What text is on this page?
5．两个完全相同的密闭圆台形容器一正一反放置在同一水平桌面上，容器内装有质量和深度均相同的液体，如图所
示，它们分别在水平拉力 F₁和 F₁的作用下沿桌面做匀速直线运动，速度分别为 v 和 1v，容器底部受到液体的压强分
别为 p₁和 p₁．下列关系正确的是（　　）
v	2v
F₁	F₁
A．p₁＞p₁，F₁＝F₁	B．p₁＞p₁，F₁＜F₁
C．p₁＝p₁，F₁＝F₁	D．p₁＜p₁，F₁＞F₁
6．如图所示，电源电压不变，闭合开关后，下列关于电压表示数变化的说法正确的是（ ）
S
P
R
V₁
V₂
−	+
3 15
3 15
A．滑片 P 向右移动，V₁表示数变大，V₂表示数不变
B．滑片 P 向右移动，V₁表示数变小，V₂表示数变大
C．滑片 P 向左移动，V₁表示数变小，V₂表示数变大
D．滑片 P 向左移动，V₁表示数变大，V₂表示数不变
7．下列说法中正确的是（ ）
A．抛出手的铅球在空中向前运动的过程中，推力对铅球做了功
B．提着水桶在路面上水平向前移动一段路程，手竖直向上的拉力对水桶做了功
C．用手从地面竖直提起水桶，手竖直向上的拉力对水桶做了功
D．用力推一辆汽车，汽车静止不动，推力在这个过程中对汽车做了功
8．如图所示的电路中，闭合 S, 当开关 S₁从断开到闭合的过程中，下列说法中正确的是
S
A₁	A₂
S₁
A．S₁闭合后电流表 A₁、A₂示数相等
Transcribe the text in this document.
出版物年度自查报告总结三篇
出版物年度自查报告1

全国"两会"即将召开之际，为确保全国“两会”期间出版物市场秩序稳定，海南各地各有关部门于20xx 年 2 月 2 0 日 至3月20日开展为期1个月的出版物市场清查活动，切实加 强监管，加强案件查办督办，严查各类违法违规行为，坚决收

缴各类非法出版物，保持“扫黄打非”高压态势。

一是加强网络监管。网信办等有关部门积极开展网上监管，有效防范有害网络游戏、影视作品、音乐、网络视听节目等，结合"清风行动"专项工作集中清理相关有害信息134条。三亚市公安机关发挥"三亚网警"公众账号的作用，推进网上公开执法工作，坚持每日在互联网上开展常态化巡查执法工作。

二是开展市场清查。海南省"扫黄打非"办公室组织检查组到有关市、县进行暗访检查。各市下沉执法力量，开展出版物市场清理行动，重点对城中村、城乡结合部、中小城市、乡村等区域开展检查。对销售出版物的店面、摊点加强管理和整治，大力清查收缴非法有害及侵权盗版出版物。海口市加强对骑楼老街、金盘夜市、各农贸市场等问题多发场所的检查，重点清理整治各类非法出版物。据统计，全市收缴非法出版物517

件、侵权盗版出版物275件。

* * *

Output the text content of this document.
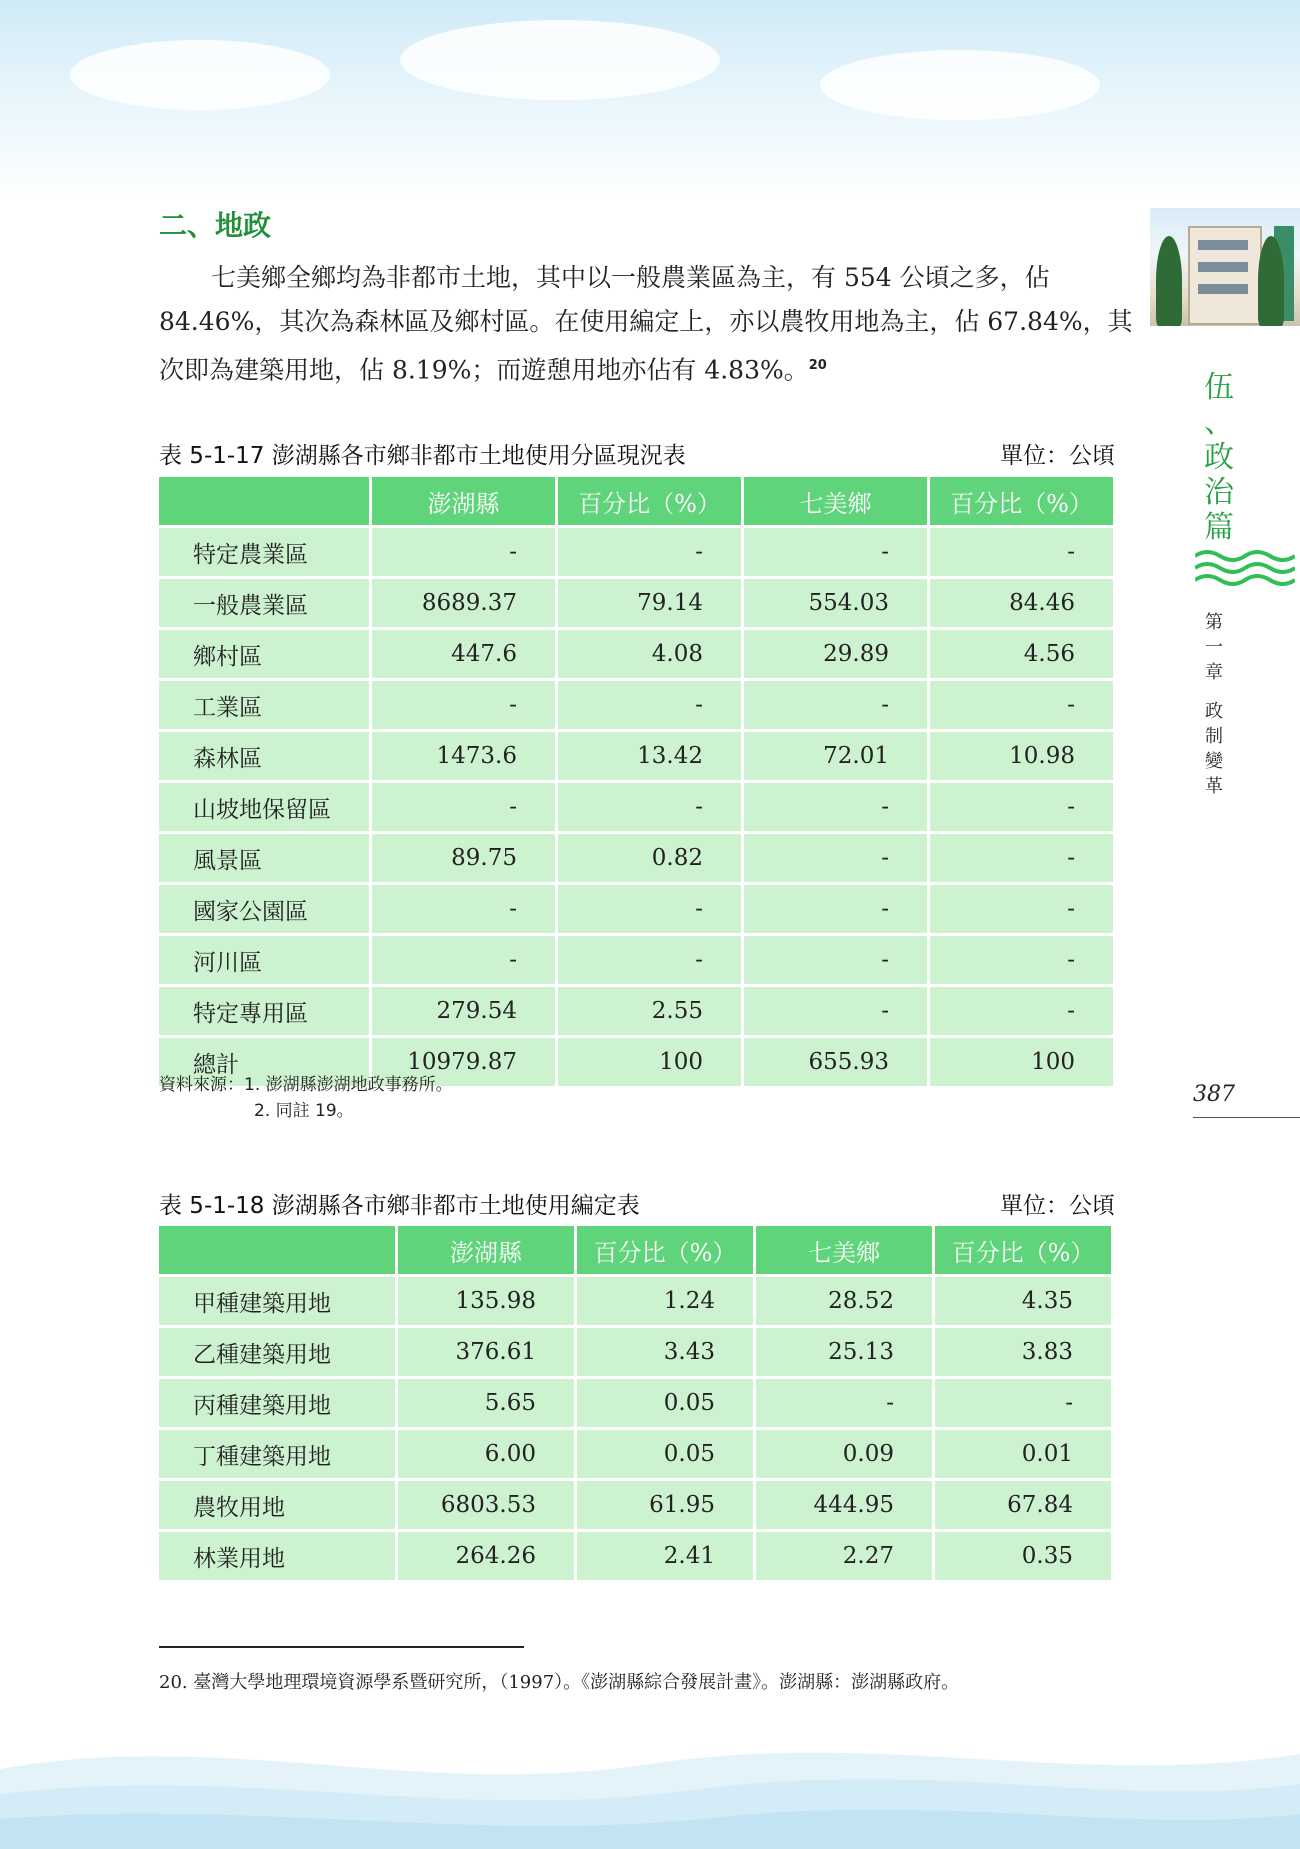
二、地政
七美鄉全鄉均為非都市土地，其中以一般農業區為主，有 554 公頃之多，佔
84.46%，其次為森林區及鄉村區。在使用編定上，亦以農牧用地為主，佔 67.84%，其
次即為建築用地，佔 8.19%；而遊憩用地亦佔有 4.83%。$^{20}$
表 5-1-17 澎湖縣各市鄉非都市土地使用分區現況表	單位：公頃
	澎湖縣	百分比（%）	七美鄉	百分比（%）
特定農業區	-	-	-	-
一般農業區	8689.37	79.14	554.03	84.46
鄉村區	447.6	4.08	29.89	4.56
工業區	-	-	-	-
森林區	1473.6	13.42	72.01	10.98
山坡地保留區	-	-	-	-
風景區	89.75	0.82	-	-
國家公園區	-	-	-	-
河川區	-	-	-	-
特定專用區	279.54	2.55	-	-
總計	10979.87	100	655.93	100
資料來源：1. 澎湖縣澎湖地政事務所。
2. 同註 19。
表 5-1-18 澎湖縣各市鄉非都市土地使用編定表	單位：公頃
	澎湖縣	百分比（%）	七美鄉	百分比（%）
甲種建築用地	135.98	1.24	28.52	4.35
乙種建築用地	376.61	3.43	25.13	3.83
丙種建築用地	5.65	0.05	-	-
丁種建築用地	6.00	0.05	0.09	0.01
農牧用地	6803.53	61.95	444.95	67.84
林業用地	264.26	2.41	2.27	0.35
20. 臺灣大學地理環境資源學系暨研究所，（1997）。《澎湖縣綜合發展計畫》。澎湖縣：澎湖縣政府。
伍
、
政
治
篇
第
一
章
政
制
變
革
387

Directive: Go through the records above, find every line with the word "下列说法中正确的是", and list those lines.

Result of the exercise:
7．下列说法中正确的是（ ）
8．如图所示的电路中，闭合 S, 当开关 S₁从断开到闭合的过程中，下列说法中正确的是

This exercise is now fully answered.